**Description of the task**
Reproduce the data exactly and drop any pictures it holds.

Stored entries
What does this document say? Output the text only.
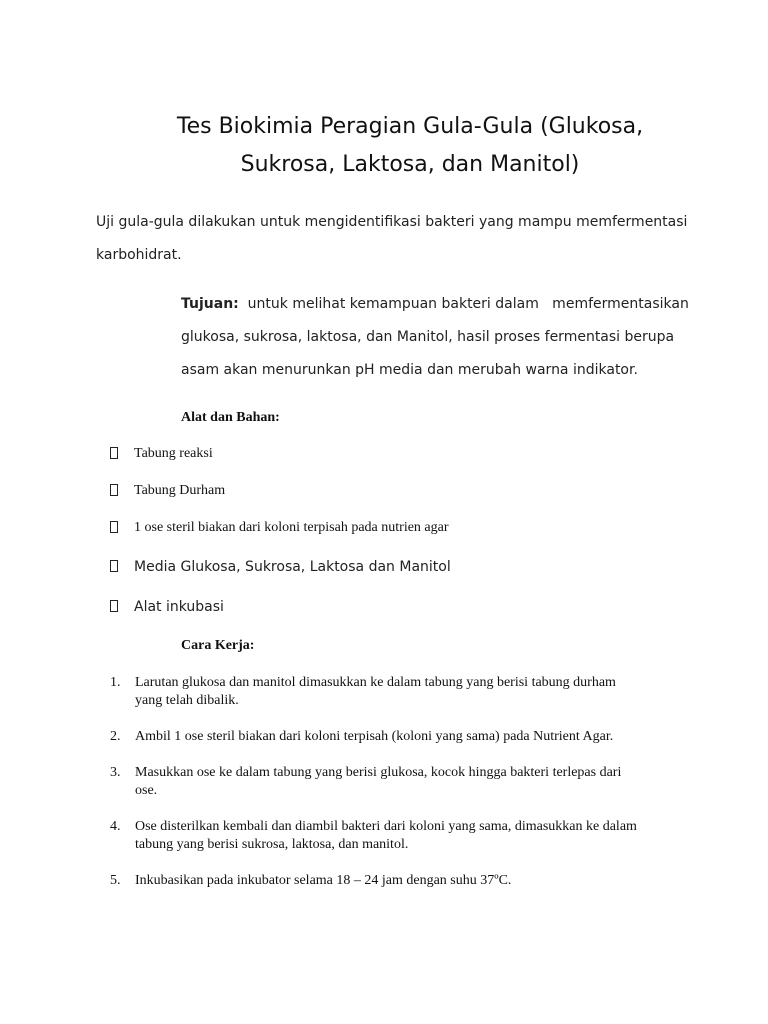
Tes Biokimia Peragian Gula-Gula (Glukosa,
Sukrosa, Laktosa, dan Manitol)
Uji gula-gula dilakukan untuk mengidentifikasi bakteri yang mampu memfermentasi
karbohidrat.
Tujuan:  untuk melihat kemampuan bakteri dalam   memfermentasikan
glukosa, sukrosa, laktosa, dan Manitol, hasil proses fermentasi berupa
asam akan menurunkan pH media dan merubah warna indikator.
Alat dan Bahan:
Tabung reaksi
Tabung Durham
1 ose steril biakan dari koloni terpisah pada nutrien agar
Media Glukosa, Sukrosa, Laktosa dan Manitol
Alat inkubasi
Cara Kerja:
1.	Larutan glukosa dan manitol dimasukkan ke dalam tabung yang berisi tabung durham
yang telah dibalik.
2.	Ambil 1 ose steril biakan dari koloni terpisah (koloni yang sama) pada Nutrient Agar.
3.	Masukkan ose ke dalam tabung yang berisi glukosa, kocok hingga bakteri terlepas dari
ose.
4.	Ose disterilkan kembali dan diambil bakteri dari koloni yang sama, dimasukkan ke dalam
tabung yang berisi sukrosa, laktosa, dan manitol.
5.	Inkubasikan pada inkubator selama 18 – 24 jam dengan suhu 37ºC.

**Solution to the problem**
What does this document say? Output the text only.
Tes Biokimia Peragian Gula-Gula (Glukosa,
Sukrosa, Laktosa, dan Manitol)
Uji gula-gula dilakukan untuk mengidentifikasi bakteri yang mampu memfermentasi
karbohidrat.
Tujuan:  untuk melihat kemampuan bakteri dalam   memfermentasikan
glukosa, sukrosa, laktosa, dan Manitol, hasil proses fermentasi berupa
asam akan menurunkan pH media dan merubah warna indikator.
Alat dan Bahan:
Tabung reaksi
Tabung Durham
1 ose steril biakan dari koloni terpisah pada nutrien agar
Media Glukosa, Sukrosa, Laktosa dan Manitol
Alat inkubasi
Cara Kerja:
1.	Larutan glukosa dan manitol dimasukkan ke dalam tabung yang berisi tabung durham
yang telah dibalik.
2.	Ambil 1 ose steril biakan dari koloni terpisah (koloni yang sama) pada Nutrient Agar.
3.	Masukkan ose ke dalam tabung yang berisi glukosa, kocok hingga bakteri terlepas dari
ose.
4.	Ose disterilkan kembali dan diambil bakteri dari koloni yang sama, dimasukkan ke dalam
tabung yang berisi sukrosa, laktosa, dan manitol.
5.	Inkubasikan pada inkubator selama 18 – 24 jam dengan suhu 37ºC.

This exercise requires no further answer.